(begin)
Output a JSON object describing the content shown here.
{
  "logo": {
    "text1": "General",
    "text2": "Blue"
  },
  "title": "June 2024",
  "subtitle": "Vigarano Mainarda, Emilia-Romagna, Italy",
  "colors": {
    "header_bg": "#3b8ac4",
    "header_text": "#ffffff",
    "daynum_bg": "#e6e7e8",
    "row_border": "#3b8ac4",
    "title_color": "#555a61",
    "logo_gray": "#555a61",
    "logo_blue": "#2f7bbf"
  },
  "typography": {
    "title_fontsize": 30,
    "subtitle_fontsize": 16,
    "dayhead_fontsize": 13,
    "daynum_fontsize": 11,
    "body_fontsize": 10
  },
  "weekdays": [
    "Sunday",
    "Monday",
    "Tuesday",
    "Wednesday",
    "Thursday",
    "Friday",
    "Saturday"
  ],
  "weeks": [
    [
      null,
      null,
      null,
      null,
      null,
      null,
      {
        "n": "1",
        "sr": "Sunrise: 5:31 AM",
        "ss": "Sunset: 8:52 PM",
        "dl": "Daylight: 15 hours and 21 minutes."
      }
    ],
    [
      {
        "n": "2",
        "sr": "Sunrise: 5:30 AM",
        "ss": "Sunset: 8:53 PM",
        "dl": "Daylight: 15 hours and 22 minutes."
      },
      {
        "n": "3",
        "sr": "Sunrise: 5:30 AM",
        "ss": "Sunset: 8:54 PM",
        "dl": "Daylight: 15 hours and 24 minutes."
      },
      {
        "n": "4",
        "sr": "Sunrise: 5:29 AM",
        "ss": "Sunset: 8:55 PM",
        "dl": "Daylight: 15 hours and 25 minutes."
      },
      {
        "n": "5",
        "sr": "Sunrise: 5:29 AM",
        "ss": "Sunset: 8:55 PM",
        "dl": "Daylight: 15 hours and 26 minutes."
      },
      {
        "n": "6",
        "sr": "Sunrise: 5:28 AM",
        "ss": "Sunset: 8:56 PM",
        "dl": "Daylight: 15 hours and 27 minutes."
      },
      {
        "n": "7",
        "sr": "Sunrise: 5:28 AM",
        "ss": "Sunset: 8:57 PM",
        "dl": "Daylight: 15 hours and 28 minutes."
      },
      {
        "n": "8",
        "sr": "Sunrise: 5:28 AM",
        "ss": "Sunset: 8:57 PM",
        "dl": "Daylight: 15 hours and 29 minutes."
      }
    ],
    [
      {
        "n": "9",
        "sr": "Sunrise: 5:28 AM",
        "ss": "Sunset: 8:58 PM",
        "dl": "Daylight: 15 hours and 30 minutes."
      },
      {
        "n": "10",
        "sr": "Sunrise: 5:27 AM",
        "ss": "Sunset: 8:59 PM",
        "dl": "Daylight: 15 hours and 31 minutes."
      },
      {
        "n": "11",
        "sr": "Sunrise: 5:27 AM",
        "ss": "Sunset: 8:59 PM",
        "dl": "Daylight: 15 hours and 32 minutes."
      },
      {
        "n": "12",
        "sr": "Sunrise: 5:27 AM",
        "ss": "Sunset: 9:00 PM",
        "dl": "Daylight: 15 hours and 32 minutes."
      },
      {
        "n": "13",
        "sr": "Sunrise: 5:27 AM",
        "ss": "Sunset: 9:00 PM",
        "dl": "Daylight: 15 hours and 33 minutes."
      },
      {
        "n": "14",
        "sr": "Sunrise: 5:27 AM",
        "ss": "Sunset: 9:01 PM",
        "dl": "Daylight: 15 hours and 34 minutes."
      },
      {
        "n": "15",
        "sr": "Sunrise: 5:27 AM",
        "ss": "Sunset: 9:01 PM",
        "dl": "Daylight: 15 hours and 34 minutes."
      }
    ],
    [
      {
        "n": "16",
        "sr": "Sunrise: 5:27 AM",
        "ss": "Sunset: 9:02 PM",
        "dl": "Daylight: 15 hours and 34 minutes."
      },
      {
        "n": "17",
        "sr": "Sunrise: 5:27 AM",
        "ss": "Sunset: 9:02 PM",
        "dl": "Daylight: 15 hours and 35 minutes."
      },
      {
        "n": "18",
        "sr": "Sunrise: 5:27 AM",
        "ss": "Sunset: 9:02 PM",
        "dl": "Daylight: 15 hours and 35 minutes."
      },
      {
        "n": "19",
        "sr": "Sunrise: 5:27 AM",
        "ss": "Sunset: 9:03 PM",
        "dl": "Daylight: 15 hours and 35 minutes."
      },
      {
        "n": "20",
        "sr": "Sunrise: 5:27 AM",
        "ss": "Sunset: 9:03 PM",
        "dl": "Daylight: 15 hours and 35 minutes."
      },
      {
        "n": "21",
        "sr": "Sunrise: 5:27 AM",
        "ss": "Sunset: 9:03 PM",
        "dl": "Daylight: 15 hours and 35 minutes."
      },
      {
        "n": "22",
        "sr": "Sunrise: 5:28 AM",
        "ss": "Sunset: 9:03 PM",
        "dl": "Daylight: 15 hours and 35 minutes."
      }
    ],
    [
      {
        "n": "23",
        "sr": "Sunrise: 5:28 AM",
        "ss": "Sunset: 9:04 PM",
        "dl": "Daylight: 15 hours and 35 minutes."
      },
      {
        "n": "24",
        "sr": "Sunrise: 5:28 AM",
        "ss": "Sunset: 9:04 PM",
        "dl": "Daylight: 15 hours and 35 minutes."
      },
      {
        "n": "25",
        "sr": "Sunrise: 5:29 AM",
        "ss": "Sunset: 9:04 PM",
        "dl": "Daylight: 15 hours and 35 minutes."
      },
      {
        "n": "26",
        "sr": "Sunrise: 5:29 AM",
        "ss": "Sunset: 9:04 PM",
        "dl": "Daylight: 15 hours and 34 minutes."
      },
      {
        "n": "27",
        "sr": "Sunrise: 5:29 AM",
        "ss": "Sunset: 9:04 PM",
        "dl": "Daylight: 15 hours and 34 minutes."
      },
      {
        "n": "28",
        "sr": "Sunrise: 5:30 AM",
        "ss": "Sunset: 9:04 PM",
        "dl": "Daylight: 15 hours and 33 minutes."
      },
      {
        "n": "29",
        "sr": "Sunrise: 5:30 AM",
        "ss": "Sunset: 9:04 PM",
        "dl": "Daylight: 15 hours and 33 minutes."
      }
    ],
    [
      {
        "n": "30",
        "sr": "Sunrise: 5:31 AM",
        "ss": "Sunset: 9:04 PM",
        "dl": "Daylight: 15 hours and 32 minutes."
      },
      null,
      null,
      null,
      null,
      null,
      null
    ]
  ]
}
(end)
### [What to produce]
Give an exact copy of all the data shown above.

### [Expected answer]
Output a JSON object describing the content shown here.
{
  "logo": {
    "text1": "General",
    "text2": "Blue"
  },
  "title": "June 2024",
  "subtitle": "Vigarano Mainarda, Emilia-Romagna, Italy",
  "colors": {
    "header_bg": "#3b8ac4",
    "header_text": "#ffffff",
    "daynum_bg": "#e6e7e8",
    "row_border": "#3b8ac4",
    "title_color": "#555a61",
    "logo_gray": "#555a61",
    "logo_blue": "#2f7bbf"
  },
  "typography": {
    "title_fontsize": 30,
    "subtitle_fontsize": 16,
    "dayhead_fontsize": 13,
    "daynum_fontsize": 11,
    "body_fontsize": 10
  },
  "weekdays": [
    "Sunday",
    "Monday",
    "Tuesday",
    "Wednesday",
    "Thursday",
    "Friday",
    "Saturday"
  ],
  "weeks": [
    [
      null,
      null,
      null,
      null,
      null,
      null,
      {
        "n": "1",
        "sr": "Sunrise: 5:31 AM",
        "ss": "Sunset: 8:52 PM",
        "dl": "Daylight: 15 hours and 21 minutes."
      }
    ],
    [
      {
        "n": "2",
        "sr": "Sunrise: 5:30 AM",
        "ss": "Sunset: 8:53 PM",
        "dl": "Daylight: 15 hours and 22 minutes."
      },
      {
        "n": "3",
        "sr": "Sunrise: 5:30 AM",
        "ss": "Sunset: 8:54 PM",
        "dl": "Daylight: 15 hours and 24 minutes."
      },
      {
        "n": "4",
        "sr": "Sunrise: 5:29 AM",
        "ss": "Sunset: 8:55 PM",
        "dl": "Daylight: 15 hours and 25 minutes."
      },
      {
        "n": "5",
        "sr": "Sunrise: 5:29 AM",
        "ss": "Sunset: 8:55 PM",
        "dl": "Daylight: 15 hours and 26 minutes."
      },
      {
        "n": "6",
        "sr": "Sunrise: 5:28 AM",
        "ss": "Sunset: 8:56 PM",
        "dl": "Daylight: 15 hours and 27 minutes."
      },
      {
        "n": "7",
        "sr": "Sunrise: 5:28 AM",
        "ss": "Sunset: 8:57 PM",
        "dl": "Daylight: 15 hours and 28 minutes."
      },
      {
        "n": "8",
        "sr": "Sunrise: 5:28 AM",
        "ss": "Sunset: 8:57 PM",
        "dl": "Daylight: 15 hours and 29 minutes."
      }
    ],
    [
      {
        "n": "9",
        "sr": "Sunrise: 5:28 AM",
        "ss": "Sunset: 8:58 PM",
        "dl": "Daylight: 15 hours and 30 minutes."
      },
      {
        "n": "10",
        "sr": "Sunrise: 5:27 AM",
        "ss": "Sunset: 8:59 PM",
        "dl": "Daylight: 15 hours and 31 minutes."
      },
      {
        "n": "11",
        "sr": "Sunrise: 5:27 AM",
        "ss": "Sunset: 8:59 PM",
        "dl": "Daylight: 15 hours and 32 minutes."
      },
      {
        "n": "12",
        "sr": "Sunrise: 5:27 AM",
        "ss": "Sunset: 9:00 PM",
        "dl": "Daylight: 15 hours and 32 minutes."
      },
      {
        "n": "13",
        "sr": "Sunrise: 5:27 AM",
        "ss": "Sunset: 9:00 PM",
        "dl": "Daylight: 15 hours and 33 minutes."
      },
      {
        "n": "14",
        "sr": "Sunrise: 5:27 AM",
        "ss": "Sunset: 9:01 PM",
        "dl": "Daylight: 15 hours and 34 minutes."
      },
      {
        "n": "15",
        "sr": "Sunrise: 5:27 AM",
        "ss": "Sunset: 9:01 PM",
        "dl": "Daylight: 15 hours and 34 minutes."
      }
    ],
    [
      {
        "n": "16",
        "sr": "Sunrise: 5:27 AM",
        "ss": "Sunset: 9:02 PM",
        "dl": "Daylight: 15 hours and 34 minutes."
      },
      {
        "n": "17",
        "sr": "Sunrise: 5:27 AM",
        "ss": "Sunset: 9:02 PM",
        "dl": "Daylight: 15 hours and 35 minutes."
      },
      {
        "n": "18",
        "sr": "Sunrise: 5:27 AM",
        "ss": "Sunset: 9:02 PM",
        "dl": "Daylight: 15 hours and 35 minutes."
      },
      {
        "n": "19",
        "sr": "Sunrise: 5:27 AM",
        "ss": "Sunset: 9:03 PM",
        "dl": "Daylight: 15 hours and 35 minutes."
      },
      {
        "n": "20",
        "sr": "Sunrise: 5:27 AM",
        "ss": "Sunset: 9:03 PM",
        "dl": "Daylight: 15 hours and 35 minutes."
      },
      {
        "n": "21",
        "sr": "Sunrise: 5:27 AM",
        "ss": "Sunset: 9:03 PM",
        "dl": "Daylight: 15 hours and 35 minutes."
      },
      {
        "n": "22",
        "sr": "Sunrise: 5:28 AM",
        "ss": "Sunset: 9:03 PM",
        "dl": "Daylight: 15 hours and 35 minutes."
      }
    ],
    [
      {
        "n": "23",
        "sr": "Sunrise: 5:28 AM",
        "ss": "Sunset: 9:04 PM",
        "dl": "Daylight: 15 hours and 35 minutes."
      },
      {
        "n": "24",
        "sr": "Sunrise: 5:28 AM",
        "ss": "Sunset: 9:04 PM",
        "dl": "Daylight: 15 hours and 35 minutes."
      },
      {
        "n": "25",
        "sr": "Sunrise: 5:29 AM",
        "ss": "Sunset: 9:04 PM",
        "dl": "Daylight: 15 hours and 35 minutes."
      },
      {
        "n": "26",
        "sr": "Sunrise: 5:29 AM",
        "ss": "Sunset: 9:04 PM",
        "dl": "Daylight: 15 hours and 34 minutes."
      },
      {
        "n": "27",
        "sr": "Sunrise: 5:29 AM",
        "ss": "Sunset: 9:04 PM",
        "dl": "Daylight: 15 hours and 34 minutes."
      },
      {
        "n": "28",
        "sr": "Sunrise: 5:30 AM",
        "ss": "Sunset: 9:04 PM",
        "dl": "Daylight: 15 hours and 33 minutes."
      },
      {
        "n": "29",
        "sr": "Sunrise: 5:30 AM",
        "ss": "Sunset: 9:04 PM",
        "dl": "Daylight: 15 hours and 33 minutes."
      }
    ],
    [
      {
        "n": "30",
        "sr": "Sunrise: 5:31 AM",
        "ss": "Sunset: 9:04 PM",
        "dl": "Daylight: 15 hours and 32 minutes."
      },
      null,
      null,
      null,
      null,
      null,
      null
    ]
  ]
}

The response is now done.